# [THE TASK]
Write out the records below once more, exactly as they stand.

══ MATERIAL PROVIDED ══

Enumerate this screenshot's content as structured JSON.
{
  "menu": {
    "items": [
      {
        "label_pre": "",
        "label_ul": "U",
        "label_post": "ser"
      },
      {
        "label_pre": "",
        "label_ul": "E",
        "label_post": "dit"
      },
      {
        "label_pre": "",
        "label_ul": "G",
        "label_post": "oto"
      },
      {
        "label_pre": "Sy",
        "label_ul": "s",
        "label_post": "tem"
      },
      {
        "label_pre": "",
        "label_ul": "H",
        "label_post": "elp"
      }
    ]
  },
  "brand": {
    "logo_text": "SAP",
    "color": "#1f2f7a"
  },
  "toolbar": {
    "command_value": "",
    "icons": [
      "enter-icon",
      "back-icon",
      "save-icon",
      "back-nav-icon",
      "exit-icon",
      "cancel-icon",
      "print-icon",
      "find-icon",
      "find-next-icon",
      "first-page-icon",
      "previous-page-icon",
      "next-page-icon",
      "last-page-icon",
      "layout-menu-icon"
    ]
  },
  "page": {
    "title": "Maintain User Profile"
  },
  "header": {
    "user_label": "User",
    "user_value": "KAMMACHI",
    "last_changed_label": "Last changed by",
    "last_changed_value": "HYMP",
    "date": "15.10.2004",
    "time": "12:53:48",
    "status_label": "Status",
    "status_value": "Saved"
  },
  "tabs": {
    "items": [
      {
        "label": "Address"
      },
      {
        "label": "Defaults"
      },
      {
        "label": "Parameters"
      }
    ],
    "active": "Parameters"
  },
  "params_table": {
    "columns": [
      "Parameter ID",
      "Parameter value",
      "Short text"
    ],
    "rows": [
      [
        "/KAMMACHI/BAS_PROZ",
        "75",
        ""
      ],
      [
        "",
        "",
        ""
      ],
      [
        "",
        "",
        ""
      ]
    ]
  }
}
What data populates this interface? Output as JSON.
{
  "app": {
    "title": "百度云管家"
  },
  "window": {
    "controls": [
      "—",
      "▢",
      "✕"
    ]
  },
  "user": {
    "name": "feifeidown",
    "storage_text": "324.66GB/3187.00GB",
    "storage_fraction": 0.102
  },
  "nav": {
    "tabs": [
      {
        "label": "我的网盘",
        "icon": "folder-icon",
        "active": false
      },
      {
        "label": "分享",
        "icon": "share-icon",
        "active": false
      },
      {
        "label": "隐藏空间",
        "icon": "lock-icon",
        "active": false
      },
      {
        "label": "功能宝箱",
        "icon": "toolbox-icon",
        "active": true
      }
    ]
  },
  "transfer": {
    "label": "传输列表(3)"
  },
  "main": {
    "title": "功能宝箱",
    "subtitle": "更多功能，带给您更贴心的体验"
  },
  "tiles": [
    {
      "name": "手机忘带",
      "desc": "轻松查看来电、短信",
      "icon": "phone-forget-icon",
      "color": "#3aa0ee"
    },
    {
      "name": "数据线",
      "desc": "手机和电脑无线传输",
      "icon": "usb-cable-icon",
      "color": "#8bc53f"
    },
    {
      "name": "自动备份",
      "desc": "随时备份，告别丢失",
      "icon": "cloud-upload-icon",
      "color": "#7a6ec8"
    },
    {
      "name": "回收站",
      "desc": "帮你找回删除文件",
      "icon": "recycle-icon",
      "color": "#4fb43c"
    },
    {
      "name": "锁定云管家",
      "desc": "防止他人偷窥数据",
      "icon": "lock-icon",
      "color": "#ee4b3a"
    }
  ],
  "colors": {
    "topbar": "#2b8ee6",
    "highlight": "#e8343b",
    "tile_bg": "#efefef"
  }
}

═══

# [TASK ANSWER]
Enumerate this screenshot's content as structured JSON.
{
  "menu": {
    "items": [
      {
        "label_pre": "",
        "label_ul": "U",
        "label_post": "ser"
      },
      {
        "label_pre": "",
        "label_ul": "E",
        "label_post": "dit"
      },
      {
        "label_pre": "",
        "label_ul": "G",
        "label_post": "oto"
      },
      {
        "label_pre": "Sy",
        "label_ul": "s",
        "label_post": "tem"
      },
      {
        "label_pre": "",
        "label_ul": "H",
        "label_post": "elp"
      }
    ]
  },
  "brand": {
    "logo_text": "SAP",
    "color": "#1f2f7a"
  },
  "toolbar": {
    "command_value": "",
    "icons": [
      "enter-icon",
      "back-icon",
      "save-icon",
      "back-nav-icon",
      "exit-icon",
      "cancel-icon",
      "print-icon",
      "find-icon",
      "find-next-icon",
      "first-page-icon",
      "previous-page-icon",
      "next-page-icon",
      "last-page-icon",
      "layout-menu-icon"
    ]
  },
  "page": {
    "title": "Maintain User Profile"
  },
  "header": {
    "user_label": "User",
    "user_value": "KAMMACHI",
    "last_changed_label": "Last changed by",
    "last_changed_value": "HYMP",
    "date": "15.10.2004",
    "time": "12:53:48",
    "status_label": "Status",
    "status_value": "Saved"
  },
  "tabs": {
    "items": [
      {
        "label": "Address"
      },
      {
        "label": "Defaults"
      },
      {
        "label": "Parameters"
      }
    ],
    "active": "Parameters"
  },
  "params_table": {
    "columns": [
      "Parameter ID",
      "Parameter value",
      "Short text"
    ],
    "rows": [
      [
        "/KAMMACHI/BAS_PROZ",
        "75",
        ""
      ],
      [
        "",
        "",
        ""
      ],
      [
        "",
        "",
        ""
      ]
    ]
  }
}
What data populates this interface? Output as JSON.
{
  "app": {
    "title": "百度云管家"
  },
  "window": {
    "controls": [
      "—",
      "▢",
      "✕"
    ]
  },
  "user": {
    "name": "feifeidown",
    "storage_text": "324.66GB/3187.00GB",
    "storage_fraction": 0.102
  },
  "nav": {
    "tabs": [
      {
        "label": "我的网盘",
        "icon": "folder-icon",
        "active": false
      },
      {
        "label": "分享",
        "icon": "share-icon",
        "active": false
      },
      {
        "label": "隐藏空间",
        "icon": "lock-icon",
        "active": false
      },
      {
        "label": "功能宝箱",
        "icon": "toolbox-icon",
        "active": true
      }
    ]
  },
  "transfer": {
    "label": "传输列表(3)"
  },
  "main": {
    "title": "功能宝箱",
    "subtitle": "更多功能，带给您更贴心的体验"
  },
  "tiles": [
    {
      "name": "手机忘带",
      "desc": "轻松查看来电、短信",
      "icon": "phone-forget-icon",
      "color": "#3aa0ee"
    },
    {
      "name": "数据线",
      "desc": "手机和电脑无线传输",
      "icon": "usb-cable-icon",
      "color": "#8bc53f"
    },
    {
      "name": "自动备份",
      "desc": "随时备份，告别丢失",
      "icon": "cloud-upload-icon",
      "color": "#7a6ec8"
    },
    {
      "name": "回收站",
      "desc": "帮你找回删除文件",
      "icon": "recycle-icon",
      "color": "#4fb43c"
    },
    {
      "name": "锁定云管家",
      "desc": "防止他人偷窥数据",
      "icon": "lock-icon",
      "color": "#ee4b3a"
    }
  ],
  "colors": {
    "topbar": "#2b8ee6",
    "highlight": "#e8343b",
    "tile_bg": "#efefef"
  }
}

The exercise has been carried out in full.